INSTRUCTIONS FOR THE TASK: Transcribe all the entries word for word, but omit the images.

DATA IN THIS EXERCISE:
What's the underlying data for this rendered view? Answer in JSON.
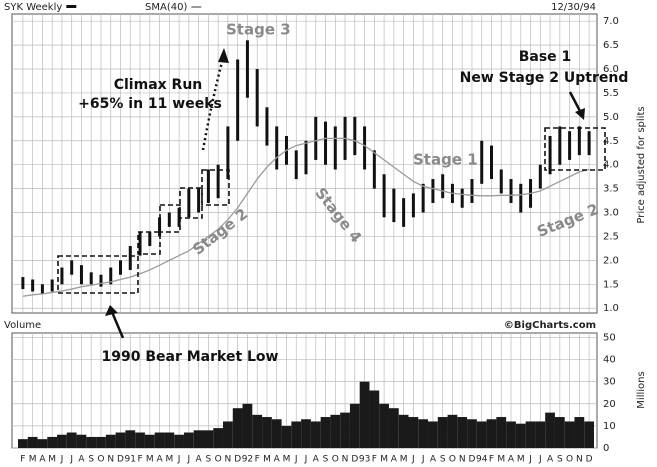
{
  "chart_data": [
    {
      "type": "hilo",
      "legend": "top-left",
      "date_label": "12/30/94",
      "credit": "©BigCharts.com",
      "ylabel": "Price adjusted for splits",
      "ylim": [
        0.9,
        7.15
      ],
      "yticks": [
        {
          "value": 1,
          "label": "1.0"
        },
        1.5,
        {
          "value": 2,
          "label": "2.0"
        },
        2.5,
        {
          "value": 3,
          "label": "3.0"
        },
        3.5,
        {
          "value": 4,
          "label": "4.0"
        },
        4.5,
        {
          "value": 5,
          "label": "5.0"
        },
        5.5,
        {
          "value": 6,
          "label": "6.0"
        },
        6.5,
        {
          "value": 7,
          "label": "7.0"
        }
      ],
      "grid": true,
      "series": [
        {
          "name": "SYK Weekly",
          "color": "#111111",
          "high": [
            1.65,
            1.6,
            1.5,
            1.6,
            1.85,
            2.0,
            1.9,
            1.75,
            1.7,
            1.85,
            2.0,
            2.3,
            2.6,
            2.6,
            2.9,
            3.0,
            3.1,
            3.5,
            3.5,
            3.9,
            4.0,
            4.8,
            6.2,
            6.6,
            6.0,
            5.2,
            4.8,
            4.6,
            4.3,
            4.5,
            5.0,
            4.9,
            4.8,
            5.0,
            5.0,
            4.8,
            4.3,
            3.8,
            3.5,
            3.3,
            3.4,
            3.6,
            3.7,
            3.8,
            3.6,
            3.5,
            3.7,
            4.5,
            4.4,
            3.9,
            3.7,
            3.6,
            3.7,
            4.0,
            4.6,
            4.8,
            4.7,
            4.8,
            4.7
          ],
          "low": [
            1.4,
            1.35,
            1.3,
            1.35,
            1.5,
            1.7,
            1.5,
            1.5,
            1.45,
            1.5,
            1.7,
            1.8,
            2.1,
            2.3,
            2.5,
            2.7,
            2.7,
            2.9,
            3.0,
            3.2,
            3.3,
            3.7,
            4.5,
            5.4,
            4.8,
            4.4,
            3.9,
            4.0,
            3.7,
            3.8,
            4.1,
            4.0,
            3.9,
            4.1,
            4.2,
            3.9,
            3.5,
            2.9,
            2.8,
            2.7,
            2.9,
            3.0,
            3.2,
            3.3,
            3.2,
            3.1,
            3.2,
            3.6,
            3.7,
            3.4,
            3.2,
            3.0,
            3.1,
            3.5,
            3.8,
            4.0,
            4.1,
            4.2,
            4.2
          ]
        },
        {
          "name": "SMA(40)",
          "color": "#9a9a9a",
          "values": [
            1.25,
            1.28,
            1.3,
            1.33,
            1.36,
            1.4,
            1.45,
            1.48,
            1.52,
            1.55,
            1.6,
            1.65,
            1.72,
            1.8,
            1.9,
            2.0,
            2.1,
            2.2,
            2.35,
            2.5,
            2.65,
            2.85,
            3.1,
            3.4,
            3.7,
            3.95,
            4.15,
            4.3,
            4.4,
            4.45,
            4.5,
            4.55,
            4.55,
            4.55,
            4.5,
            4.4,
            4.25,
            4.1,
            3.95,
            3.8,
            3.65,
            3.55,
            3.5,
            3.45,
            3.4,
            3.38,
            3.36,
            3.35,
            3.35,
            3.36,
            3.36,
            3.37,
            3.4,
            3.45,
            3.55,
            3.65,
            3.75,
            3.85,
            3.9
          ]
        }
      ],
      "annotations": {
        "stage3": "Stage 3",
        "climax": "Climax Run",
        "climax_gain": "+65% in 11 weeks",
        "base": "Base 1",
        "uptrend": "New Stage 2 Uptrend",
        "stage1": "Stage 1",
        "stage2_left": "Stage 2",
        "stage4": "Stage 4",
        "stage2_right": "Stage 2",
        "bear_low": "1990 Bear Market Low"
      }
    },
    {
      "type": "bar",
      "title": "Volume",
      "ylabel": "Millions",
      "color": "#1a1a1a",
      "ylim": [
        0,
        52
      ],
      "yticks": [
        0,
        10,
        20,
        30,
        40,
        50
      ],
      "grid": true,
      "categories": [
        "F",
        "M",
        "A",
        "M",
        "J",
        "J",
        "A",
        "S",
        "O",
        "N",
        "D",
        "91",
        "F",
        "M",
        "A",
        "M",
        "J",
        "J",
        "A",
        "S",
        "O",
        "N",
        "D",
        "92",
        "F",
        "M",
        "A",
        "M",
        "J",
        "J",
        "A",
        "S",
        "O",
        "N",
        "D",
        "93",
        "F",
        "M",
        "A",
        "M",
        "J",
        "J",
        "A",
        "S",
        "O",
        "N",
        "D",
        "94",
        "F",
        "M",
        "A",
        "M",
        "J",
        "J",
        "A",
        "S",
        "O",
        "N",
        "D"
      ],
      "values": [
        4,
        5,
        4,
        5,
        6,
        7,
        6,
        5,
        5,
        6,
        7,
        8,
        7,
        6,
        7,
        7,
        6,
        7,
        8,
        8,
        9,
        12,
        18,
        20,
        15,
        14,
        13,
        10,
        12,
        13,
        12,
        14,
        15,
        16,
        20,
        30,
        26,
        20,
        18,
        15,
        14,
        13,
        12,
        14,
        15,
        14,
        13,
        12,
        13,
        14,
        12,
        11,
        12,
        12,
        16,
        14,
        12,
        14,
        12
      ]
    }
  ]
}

WRITTEN RESPONSE:
What's the underlying data for this rendered view? Answer in JSON.
{
  "chart_data": [
    {
      "type": "hilo",
      "legend": "top-left",
      "date_label": "12/30/94",
      "credit": "©BigCharts.com",
      "ylabel": "Price adjusted for splits",
      "ylim": [
        0.9,
        7.15
      ],
      "yticks": [
        {
          "value": 1,
          "label": "1.0"
        },
        1.5,
        {
          "value": 2,
          "label": "2.0"
        },
        2.5,
        {
          "value": 3,
          "label": "3.0"
        },
        3.5,
        {
          "value": 4,
          "label": "4.0"
        },
        4.5,
        {
          "value": 5,
          "label": "5.0"
        },
        5.5,
        {
          "value": 6,
          "label": "6.0"
        },
        6.5,
        {
          "value": 7,
          "label": "7.0"
        }
      ],
      "grid": true,
      "series": [
        {
          "name": "SYK Weekly",
          "color": "#111111",
          "high": [
            1.65,
            1.6,
            1.5,
            1.6,
            1.85,
            2.0,
            1.9,
            1.75,
            1.7,
            1.85,
            2.0,
            2.3,
            2.6,
            2.6,
            2.9,
            3.0,
            3.1,
            3.5,
            3.5,
            3.9,
            4.0,
            4.8,
            6.2,
            6.6,
            6.0,
            5.2,
            4.8,
            4.6,
            4.3,
            4.5,
            5.0,
            4.9,
            4.8,
            5.0,
            5.0,
            4.8,
            4.3,
            3.8,
            3.5,
            3.3,
            3.4,
            3.6,
            3.7,
            3.8,
            3.6,
            3.5,
            3.7,
            4.5,
            4.4,
            3.9,
            3.7,
            3.6,
            3.7,
            4.0,
            4.6,
            4.8,
            4.7,
            4.8,
            4.7
          ],
          "low": [
            1.4,
            1.35,
            1.3,
            1.35,
            1.5,
            1.7,
            1.5,
            1.5,
            1.45,
            1.5,
            1.7,
            1.8,
            2.1,
            2.3,
            2.5,
            2.7,
            2.7,
            2.9,
            3.0,
            3.2,
            3.3,
            3.7,
            4.5,
            5.4,
            4.8,
            4.4,
            3.9,
            4.0,
            3.7,
            3.8,
            4.1,
            4.0,
            3.9,
            4.1,
            4.2,
            3.9,
            3.5,
            2.9,
            2.8,
            2.7,
            2.9,
            3.0,
            3.2,
            3.3,
            3.2,
            3.1,
            3.2,
            3.6,
            3.7,
            3.4,
            3.2,
            3.0,
            3.1,
            3.5,
            3.8,
            4.0,
            4.1,
            4.2,
            4.2
          ]
        },
        {
          "name": "SMA(40)",
          "color": "#9a9a9a",
          "values": [
            1.25,
            1.28,
            1.3,
            1.33,
            1.36,
            1.4,
            1.45,
            1.48,
            1.52,
            1.55,
            1.6,
            1.65,
            1.72,
            1.8,
            1.9,
            2.0,
            2.1,
            2.2,
            2.35,
            2.5,
            2.65,
            2.85,
            3.1,
            3.4,
            3.7,
            3.95,
            4.15,
            4.3,
            4.4,
            4.45,
            4.5,
            4.55,
            4.55,
            4.55,
            4.5,
            4.4,
            4.25,
            4.1,
            3.95,
            3.8,
            3.65,
            3.55,
            3.5,
            3.45,
            3.4,
            3.38,
            3.36,
            3.35,
            3.35,
            3.36,
            3.36,
            3.37,
            3.4,
            3.45,
            3.55,
            3.65,
            3.75,
            3.85,
            3.9
          ]
        }
      ],
      "annotations": {
        "stage3": "Stage 3",
        "climax": "Climax Run",
        "climax_gain": "+65% in 11 weeks",
        "base": "Base 1",
        "uptrend": "New Stage 2 Uptrend",
        "stage1": "Stage 1",
        "stage2_left": "Stage 2",
        "stage4": "Stage 4",
        "stage2_right": "Stage 2",
        "bear_low": "1990 Bear Market Low"
      }
    },
    {
      "type": "bar",
      "title": "Volume",
      "ylabel": "Millions",
      "color": "#1a1a1a",
      "ylim": [
        0,
        52
      ],
      "yticks": [
        0,
        10,
        20,
        30,
        40,
        50
      ],
      "grid": true,
      "categories": [
        "F",
        "M",
        "A",
        "M",
        "J",
        "J",
        "A",
        "S",
        "O",
        "N",
        "D",
        "91",
        "F",
        "M",
        "A",
        "M",
        "J",
        "J",
        "A",
        "S",
        "O",
        "N",
        "D",
        "92",
        "F",
        "M",
        "A",
        "M",
        "J",
        "J",
        "A",
        "S",
        "O",
        "N",
        "D",
        "93",
        "F",
        "M",
        "A",
        "M",
        "J",
        "J",
        "A",
        "S",
        "O",
        "N",
        "D",
        "94",
        "F",
        "M",
        "A",
        "M",
        "J",
        "J",
        "A",
        "S",
        "O",
        "N",
        "D"
      ],
      "values": [
        4,
        5,
        4,
        5,
        6,
        7,
        6,
        5,
        5,
        6,
        7,
        8,
        7,
        6,
        7,
        7,
        6,
        7,
        8,
        8,
        9,
        12,
        18,
        20,
        15,
        14,
        13,
        10,
        12,
        13,
        12,
        14,
        15,
        16,
        20,
        30,
        26,
        20,
        18,
        15,
        14,
        13,
        12,
        14,
        15,
        14,
        13,
        12,
        13,
        14,
        12,
        11,
        12,
        12,
        16,
        14,
        12,
        14,
        12
      ]
    }
  ]
}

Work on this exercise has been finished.